**WRITTEN REQUEST:** Make an exact copy of the listing below.
───── EXTRACTED RECORDS
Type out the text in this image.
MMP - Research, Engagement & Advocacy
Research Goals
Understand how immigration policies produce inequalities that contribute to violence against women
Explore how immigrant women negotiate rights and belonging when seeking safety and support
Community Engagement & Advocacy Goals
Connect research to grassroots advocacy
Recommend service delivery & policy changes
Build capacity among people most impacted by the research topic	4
──────────
**EXPECTED ANSWER:**
Type out the text in this image.
MMP - Research, Engagement & Advocacy
Research Goals
Understand how immigration policies produce inequalities that contribute to violence against women
Explore how immigrant women negotiate rights and belonging when seeking safety and support
Community Engagement & Advocacy Goals
Connect research to grassroots advocacy
Recommend service delivery & policy changes
Build capacity among people most impacted by the research topic	4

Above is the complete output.